■ **DESCRIPTION OF THE TASK**
Pictures stay out of the copy; set down each line of the listing below exactly.

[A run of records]
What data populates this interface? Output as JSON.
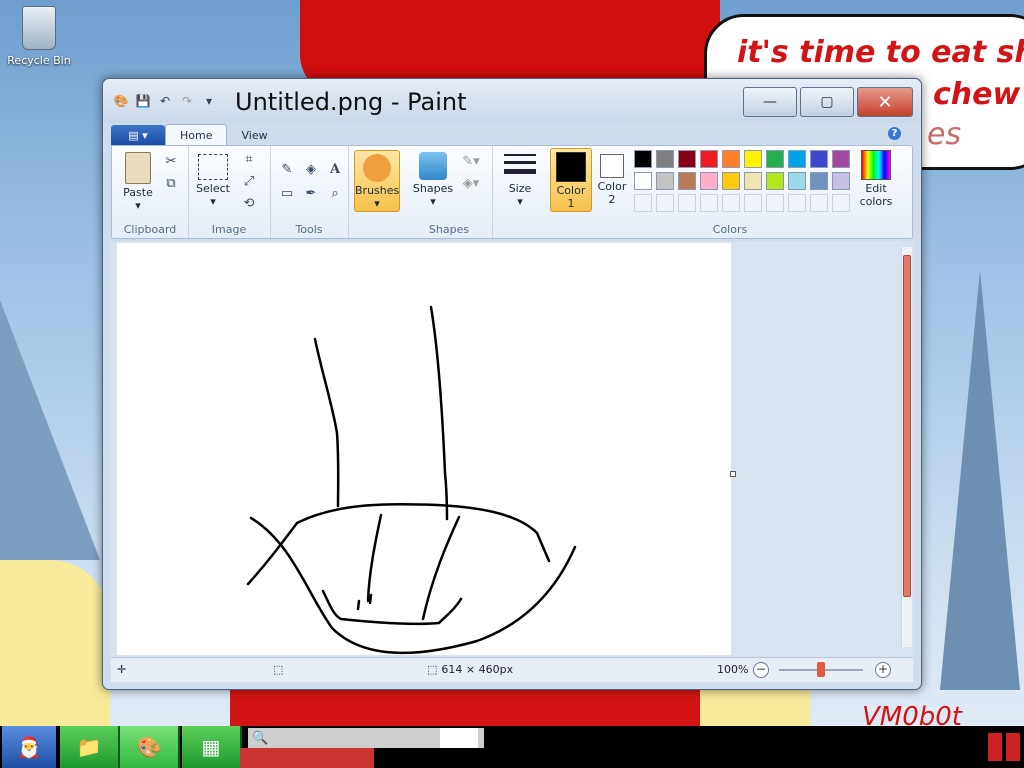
{
  "desktop": {
    "recycle_bin_label": "Recycle Bin",
    "speech_lines": [
      "it's time to eat shit",
      "chew",
      "es"
    ],
    "watermark": "VM0b0t"
  },
  "window": {
    "title": "Untitled.png - Paint",
    "controls": {
      "minimize": "—",
      "maximize": "▢",
      "close": "✕"
    }
  },
  "tabs": {
    "file_icon": "▤ ▾",
    "items": [
      "Home",
      "View"
    ]
  },
  "ribbon": {
    "clipboard": {
      "label": "Clipboard",
      "paste": "Paste"
    },
    "image": {
      "label": "Image",
      "select": "Select"
    },
    "tools": {
      "label": "Tools"
    },
    "brushes": {
      "label": "Brushes"
    },
    "shapes": {
      "label": "Shapes",
      "shapes": "Shapes"
    },
    "size": {
      "label": "Size"
    },
    "colors": {
      "label": "Colors",
      "color1_line1": "Color",
      "color1_line2": "1",
      "color2_line1": "Color",
      "color2_line2": "2",
      "edit_line1": "Edit",
      "edit_line2": "colors",
      "color1": "#000000",
      "color2": "#ffffff",
      "palette_row1": [
        "#000000",
        "#7f7f7f",
        "#880015",
        "#ed1c24",
        "#ff7f27",
        "#fff200",
        "#22b14c",
        "#00a2e8",
        "#3f48cc",
        "#a349a4"
      ],
      "palette_row2": [
        "#ffffff",
        "#c3c3c3",
        "#b97a57",
        "#ffaec9",
        "#ffc90e",
        "#efe4b0",
        "#b5e61d",
        "#99d9ea",
        "#7092be",
        "#c8bfe7"
      ]
    }
  },
  "status": {
    "canvas_size": "614 × 460px",
    "zoom": "100%"
  },
  "taskbar": {
    "search_icon": "🔍"
  }
}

■ **WRITTEN SOLUTION**
What data populates this interface? Output as JSON.
{
  "desktop": {
    "recycle_bin_label": "Recycle Bin",
    "speech_lines": [
      "it's time to eat shit",
      "chew",
      "es"
    ],
    "watermark": "VM0b0t"
  },
  "window": {
    "title": "Untitled.png - Paint",
    "controls": {
      "minimize": "—",
      "maximize": "▢",
      "close": "✕"
    }
  },
  "tabs": {
    "file_icon": "▤ ▾",
    "items": [
      "Home",
      "View"
    ]
  },
  "ribbon": {
    "clipboard": {
      "label": "Clipboard",
      "paste": "Paste"
    },
    "image": {
      "label": "Image",
      "select": "Select"
    },
    "tools": {
      "label": "Tools"
    },
    "brushes": {
      "label": "Brushes"
    },
    "shapes": {
      "label": "Shapes",
      "shapes": "Shapes"
    },
    "size": {
      "label": "Size"
    },
    "colors": {
      "label": "Colors",
      "color1_line1": "Color",
      "color1_line2": "1",
      "color2_line1": "Color",
      "color2_line2": "2",
      "edit_line1": "Edit",
      "edit_line2": "colors",
      "color1": "#000000",
      "color2": "#ffffff",
      "palette_row1": [
        "#000000",
        "#7f7f7f",
        "#880015",
        "#ed1c24",
        "#ff7f27",
        "#fff200",
        "#22b14c",
        "#00a2e8",
        "#3f48cc",
        "#a349a4"
      ],
      "palette_row2": [
        "#ffffff",
        "#c3c3c3",
        "#b97a57",
        "#ffaec9",
        "#ffc90e",
        "#efe4b0",
        "#b5e61d",
        "#99d9ea",
        "#7092be",
        "#c8bfe7"
      ]
    }
  },
  "status": {
    "canvas_size": "614 × 460px",
    "zoom": "100%"
  },
  "taskbar": {
    "search_icon": "🔍"
  }
}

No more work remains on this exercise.